(Data tied to figure images)

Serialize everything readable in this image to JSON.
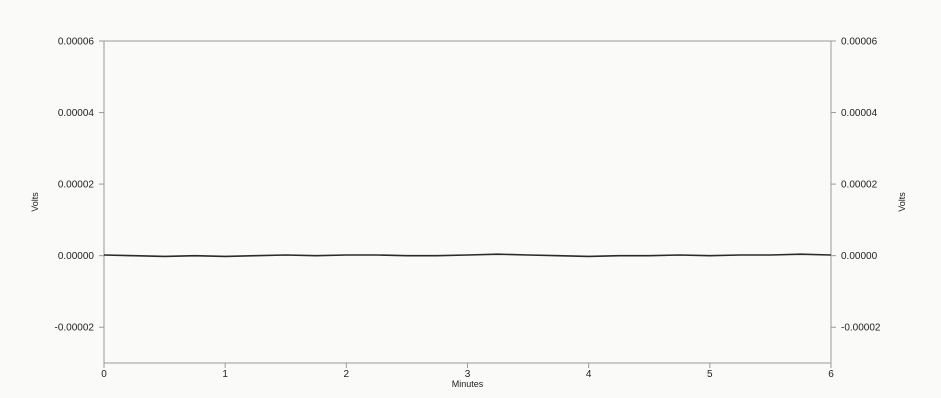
{
  "chart_data": {
    "type": "line",
    "xlabel": "Minutes",
    "ylabel_left": "Volts",
    "ylabel_right": "Volts",
    "xlim": [
      0,
      6
    ],
    "ylim": [
      -3e-05,
      6e-05
    ],
    "x_ticks": [
      0,
      1,
      2,
      3,
      4,
      5,
      6
    ],
    "x_tick_labels": [
      "0",
      "1",
      "2",
      "3",
      "4",
      "5",
      "6"
    ],
    "y_ticks": [
      6e-05,
      4e-05,
      2e-05,
      0.0,
      -2e-05
    ],
    "y_tick_labels_left": [
      "0.00006",
      "0.00004",
      "0.00002",
      "0.00000",
      "-0.00002"
    ],
    "y_tick_labels_right": [
      "0.00006",
      "0.00004",
      "0.00002",
      "0.00000",
      "-0.00002"
    ],
    "grid": false,
    "colors": {
      "line": "#2a2a2a",
      "frame": "#9a9a9a",
      "text": "#222222"
    },
    "series": [
      {
        "x": [
          0,
          0.25,
          0.5,
          0.75,
          1,
          1.25,
          1.5,
          1.75,
          2,
          2.25,
          2.5,
          2.75,
          3,
          3.25,
          3.5,
          3.75,
          4,
          4.25,
          4.5,
          4.75,
          5,
          5.25,
          5.5,
          5.75,
          6
        ],
        "y": [
          2e-07,
          0.0,
          -2e-07,
          0.0,
          -2e-07,
          0.0,
          2e-07,
          0.0,
          2e-07,
          2e-07,
          0.0,
          0.0,
          2e-07,
          4e-07,
          2e-07,
          0.0,
          -2e-07,
          0.0,
          0.0,
          2e-07,
          0.0,
          2e-07,
          2e-07,
          4e-07,
          2e-07
        ]
      }
    ]
  }
}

Written task
Reproduce every record above exactly, but leave out the pictures.

Response
Serialize everything readable in this image to JSON.
{
  "chart_data": {
    "type": "line",
    "xlabel": "Minutes",
    "ylabel_left": "Volts",
    "ylabel_right": "Volts",
    "xlim": [
      0,
      6
    ],
    "ylim": [
      -3e-05,
      6e-05
    ],
    "x_ticks": [
      0,
      1,
      2,
      3,
      4,
      5,
      6
    ],
    "x_tick_labels": [
      "0",
      "1",
      "2",
      "3",
      "4",
      "5",
      "6"
    ],
    "y_ticks": [
      6e-05,
      4e-05,
      2e-05,
      0.0,
      -2e-05
    ],
    "y_tick_labels_left": [
      "0.00006",
      "0.00004",
      "0.00002",
      "0.00000",
      "-0.00002"
    ],
    "y_tick_labels_right": [
      "0.00006",
      "0.00004",
      "0.00002",
      "0.00000",
      "-0.00002"
    ],
    "grid": false,
    "colors": {
      "line": "#2a2a2a",
      "frame": "#9a9a9a",
      "text": "#222222"
    },
    "series": [
      {
        "x": [
          0,
          0.25,
          0.5,
          0.75,
          1,
          1.25,
          1.5,
          1.75,
          2,
          2.25,
          2.5,
          2.75,
          3,
          3.25,
          3.5,
          3.75,
          4,
          4.25,
          4.5,
          4.75,
          5,
          5.25,
          5.5,
          5.75,
          6
        ],
        "y": [
          2e-07,
          0.0,
          -2e-07,
          0.0,
          -2e-07,
          0.0,
          2e-07,
          0.0,
          2e-07,
          2e-07,
          0.0,
          0.0,
          2e-07,
          4e-07,
          2e-07,
          0.0,
          -2e-07,
          0.0,
          0.0,
          2e-07,
          0.0,
          2e-07,
          2e-07,
          4e-07,
          2e-07
        ]
      }
    ]
  }
}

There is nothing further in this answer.